## RAW DATA
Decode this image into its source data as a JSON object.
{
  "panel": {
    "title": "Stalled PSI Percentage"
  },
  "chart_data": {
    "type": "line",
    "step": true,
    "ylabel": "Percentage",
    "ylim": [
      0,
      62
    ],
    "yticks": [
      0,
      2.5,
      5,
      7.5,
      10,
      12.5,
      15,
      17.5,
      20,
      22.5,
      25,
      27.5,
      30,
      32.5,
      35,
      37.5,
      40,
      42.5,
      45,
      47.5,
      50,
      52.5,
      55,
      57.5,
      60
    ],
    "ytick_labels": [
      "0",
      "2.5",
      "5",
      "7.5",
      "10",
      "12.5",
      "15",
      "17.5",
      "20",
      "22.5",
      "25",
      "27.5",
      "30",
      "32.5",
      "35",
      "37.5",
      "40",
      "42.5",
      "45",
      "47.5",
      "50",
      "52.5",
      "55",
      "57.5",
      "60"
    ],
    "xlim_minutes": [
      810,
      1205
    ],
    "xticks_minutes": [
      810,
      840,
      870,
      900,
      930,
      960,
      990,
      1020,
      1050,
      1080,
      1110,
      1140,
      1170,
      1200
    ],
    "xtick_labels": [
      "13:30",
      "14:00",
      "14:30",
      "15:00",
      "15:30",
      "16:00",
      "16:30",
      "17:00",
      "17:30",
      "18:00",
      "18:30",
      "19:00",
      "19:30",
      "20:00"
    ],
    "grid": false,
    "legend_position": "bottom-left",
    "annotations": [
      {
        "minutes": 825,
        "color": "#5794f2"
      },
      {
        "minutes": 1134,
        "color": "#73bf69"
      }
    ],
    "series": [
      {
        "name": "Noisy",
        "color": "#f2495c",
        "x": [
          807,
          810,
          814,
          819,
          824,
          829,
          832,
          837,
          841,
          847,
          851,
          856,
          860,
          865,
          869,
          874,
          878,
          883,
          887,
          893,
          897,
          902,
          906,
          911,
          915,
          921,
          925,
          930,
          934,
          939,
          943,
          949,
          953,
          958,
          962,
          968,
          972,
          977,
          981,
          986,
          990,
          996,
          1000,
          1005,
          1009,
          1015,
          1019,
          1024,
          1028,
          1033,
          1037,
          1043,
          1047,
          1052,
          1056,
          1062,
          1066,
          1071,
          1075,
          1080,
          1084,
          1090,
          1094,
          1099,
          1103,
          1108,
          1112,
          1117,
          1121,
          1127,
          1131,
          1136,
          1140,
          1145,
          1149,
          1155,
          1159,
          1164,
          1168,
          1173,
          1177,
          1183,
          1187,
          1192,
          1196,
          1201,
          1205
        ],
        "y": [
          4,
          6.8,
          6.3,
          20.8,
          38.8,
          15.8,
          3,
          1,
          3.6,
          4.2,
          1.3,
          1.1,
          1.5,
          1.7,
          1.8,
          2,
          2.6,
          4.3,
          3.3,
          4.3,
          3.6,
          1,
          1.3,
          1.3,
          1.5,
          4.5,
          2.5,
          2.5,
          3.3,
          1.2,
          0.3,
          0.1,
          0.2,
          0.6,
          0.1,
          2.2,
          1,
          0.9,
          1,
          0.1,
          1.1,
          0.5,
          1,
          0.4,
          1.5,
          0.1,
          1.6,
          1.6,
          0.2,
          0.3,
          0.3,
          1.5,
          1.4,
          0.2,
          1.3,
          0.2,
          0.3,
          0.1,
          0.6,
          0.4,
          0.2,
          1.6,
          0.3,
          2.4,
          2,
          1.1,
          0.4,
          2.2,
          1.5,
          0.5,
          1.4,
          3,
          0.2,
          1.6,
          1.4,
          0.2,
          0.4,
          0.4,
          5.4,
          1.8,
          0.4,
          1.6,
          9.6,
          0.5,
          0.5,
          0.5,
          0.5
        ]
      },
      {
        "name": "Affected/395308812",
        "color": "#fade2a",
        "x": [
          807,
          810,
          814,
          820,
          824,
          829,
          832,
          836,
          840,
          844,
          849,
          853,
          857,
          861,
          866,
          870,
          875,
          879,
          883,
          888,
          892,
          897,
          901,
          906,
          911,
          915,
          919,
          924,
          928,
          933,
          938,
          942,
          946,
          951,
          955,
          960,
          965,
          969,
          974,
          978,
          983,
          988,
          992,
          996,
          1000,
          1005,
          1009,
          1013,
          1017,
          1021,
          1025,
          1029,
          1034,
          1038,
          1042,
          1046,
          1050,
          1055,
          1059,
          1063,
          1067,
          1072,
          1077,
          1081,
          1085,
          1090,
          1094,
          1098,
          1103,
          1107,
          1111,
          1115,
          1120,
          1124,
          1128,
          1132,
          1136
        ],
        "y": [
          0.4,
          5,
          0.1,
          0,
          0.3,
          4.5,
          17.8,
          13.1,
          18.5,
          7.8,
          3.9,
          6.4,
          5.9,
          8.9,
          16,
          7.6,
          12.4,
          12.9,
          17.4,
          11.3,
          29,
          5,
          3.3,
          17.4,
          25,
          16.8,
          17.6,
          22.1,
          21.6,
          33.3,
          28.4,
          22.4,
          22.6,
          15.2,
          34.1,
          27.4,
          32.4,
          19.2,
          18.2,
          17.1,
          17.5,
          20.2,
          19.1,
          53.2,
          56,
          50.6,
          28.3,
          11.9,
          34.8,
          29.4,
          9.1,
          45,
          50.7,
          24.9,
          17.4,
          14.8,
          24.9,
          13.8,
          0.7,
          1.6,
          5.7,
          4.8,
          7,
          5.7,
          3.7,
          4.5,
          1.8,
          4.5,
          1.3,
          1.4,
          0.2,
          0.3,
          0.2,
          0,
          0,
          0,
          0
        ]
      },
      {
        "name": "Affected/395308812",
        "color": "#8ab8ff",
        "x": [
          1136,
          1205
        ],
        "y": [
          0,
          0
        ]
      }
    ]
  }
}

## DIRECTIONS
Scan the material line by line and report each one that contains "color".

## COMPLETED TASK
        "color": "#5794f2"
        "color": "#73bf69"
        "color": "#f2495c",
        "color": "#fade2a",
        "color": "#8ab8ff",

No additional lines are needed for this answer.